Description of the task >>
All lines in which the word "name" occurs are to be extracted.

Stored data:
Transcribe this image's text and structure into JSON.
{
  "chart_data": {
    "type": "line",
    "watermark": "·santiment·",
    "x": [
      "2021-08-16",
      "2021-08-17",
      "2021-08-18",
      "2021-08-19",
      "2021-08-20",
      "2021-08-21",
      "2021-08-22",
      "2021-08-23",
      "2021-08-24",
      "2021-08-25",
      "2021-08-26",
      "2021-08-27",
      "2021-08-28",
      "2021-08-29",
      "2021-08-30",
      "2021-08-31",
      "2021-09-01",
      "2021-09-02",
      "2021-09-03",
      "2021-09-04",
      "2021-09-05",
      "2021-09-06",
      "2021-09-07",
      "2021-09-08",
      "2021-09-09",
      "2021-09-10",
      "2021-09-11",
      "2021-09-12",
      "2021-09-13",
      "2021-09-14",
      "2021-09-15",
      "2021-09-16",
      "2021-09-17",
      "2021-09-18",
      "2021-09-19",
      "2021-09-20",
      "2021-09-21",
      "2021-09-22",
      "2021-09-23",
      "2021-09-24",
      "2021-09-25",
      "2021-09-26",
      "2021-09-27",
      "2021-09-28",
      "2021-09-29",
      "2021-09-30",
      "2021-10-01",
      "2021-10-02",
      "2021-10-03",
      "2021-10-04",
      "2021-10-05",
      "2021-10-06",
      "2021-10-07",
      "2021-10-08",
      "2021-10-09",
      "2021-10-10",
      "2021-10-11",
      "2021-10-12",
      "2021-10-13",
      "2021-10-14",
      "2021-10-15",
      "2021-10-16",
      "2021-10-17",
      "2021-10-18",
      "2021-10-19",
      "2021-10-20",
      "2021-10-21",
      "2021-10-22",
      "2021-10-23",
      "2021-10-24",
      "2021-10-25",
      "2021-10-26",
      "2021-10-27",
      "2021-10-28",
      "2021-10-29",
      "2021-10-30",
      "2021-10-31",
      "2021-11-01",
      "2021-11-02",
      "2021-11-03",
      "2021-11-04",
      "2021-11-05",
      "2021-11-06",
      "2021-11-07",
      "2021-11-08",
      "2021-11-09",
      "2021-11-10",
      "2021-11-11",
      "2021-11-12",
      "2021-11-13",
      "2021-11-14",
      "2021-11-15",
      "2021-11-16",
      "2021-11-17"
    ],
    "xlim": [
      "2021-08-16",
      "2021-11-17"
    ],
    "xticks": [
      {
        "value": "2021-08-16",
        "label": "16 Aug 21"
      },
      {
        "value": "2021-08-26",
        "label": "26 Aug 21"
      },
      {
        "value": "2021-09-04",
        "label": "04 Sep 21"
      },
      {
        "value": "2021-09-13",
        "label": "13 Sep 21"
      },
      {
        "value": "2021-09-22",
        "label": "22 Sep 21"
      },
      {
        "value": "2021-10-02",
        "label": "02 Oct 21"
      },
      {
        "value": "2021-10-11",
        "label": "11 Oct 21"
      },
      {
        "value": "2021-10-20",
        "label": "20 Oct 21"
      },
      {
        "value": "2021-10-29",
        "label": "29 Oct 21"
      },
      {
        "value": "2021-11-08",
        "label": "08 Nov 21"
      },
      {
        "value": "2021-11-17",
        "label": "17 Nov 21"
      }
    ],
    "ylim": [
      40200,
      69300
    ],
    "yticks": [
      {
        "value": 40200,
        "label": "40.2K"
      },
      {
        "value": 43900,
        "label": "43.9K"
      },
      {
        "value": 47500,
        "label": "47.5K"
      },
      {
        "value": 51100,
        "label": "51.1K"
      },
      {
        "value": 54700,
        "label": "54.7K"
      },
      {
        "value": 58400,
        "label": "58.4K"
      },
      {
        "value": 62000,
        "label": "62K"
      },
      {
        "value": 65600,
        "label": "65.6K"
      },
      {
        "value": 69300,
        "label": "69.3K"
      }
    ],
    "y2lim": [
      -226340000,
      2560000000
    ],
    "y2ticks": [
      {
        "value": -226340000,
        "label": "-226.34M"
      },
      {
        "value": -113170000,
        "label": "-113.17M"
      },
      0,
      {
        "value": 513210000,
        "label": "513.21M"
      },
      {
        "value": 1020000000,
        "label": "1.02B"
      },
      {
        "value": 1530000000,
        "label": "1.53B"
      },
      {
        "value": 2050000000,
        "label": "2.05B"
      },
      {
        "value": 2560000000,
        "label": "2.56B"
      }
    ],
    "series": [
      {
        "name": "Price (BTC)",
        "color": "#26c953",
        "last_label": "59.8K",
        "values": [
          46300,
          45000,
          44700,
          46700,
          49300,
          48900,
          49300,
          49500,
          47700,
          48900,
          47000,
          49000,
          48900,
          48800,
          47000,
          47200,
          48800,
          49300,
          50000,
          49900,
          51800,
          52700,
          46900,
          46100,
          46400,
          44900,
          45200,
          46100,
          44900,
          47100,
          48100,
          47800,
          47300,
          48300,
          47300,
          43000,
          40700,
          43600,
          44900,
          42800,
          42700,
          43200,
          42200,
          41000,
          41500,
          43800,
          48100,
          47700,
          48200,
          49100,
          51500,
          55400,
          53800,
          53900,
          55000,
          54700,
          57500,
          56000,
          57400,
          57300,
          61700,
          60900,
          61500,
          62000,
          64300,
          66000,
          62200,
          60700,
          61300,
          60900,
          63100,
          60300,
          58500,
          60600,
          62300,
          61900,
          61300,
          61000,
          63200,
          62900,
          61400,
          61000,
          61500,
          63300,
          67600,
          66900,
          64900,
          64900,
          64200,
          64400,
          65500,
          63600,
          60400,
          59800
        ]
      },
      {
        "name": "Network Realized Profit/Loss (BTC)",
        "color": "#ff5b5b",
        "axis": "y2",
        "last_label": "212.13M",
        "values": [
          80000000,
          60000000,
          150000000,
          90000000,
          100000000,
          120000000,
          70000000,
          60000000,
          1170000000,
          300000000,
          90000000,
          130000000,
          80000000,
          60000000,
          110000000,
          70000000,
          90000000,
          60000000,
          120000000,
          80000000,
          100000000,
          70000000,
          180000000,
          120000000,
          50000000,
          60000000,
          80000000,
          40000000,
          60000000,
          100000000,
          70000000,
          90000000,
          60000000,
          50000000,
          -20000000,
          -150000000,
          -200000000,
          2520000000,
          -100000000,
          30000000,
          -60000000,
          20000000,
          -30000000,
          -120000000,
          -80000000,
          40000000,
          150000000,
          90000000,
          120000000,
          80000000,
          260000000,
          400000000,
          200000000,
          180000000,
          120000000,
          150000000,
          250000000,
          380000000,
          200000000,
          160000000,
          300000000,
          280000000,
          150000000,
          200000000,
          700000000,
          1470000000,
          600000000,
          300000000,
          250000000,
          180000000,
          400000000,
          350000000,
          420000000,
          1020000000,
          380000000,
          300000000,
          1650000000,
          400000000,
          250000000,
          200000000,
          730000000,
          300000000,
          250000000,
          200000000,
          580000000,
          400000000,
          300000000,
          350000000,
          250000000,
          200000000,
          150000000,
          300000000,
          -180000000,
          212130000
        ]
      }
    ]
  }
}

Answer below >>
        "name": "Price (BTC)",
        "name": "Network Realized Profit/Loss (BTC)",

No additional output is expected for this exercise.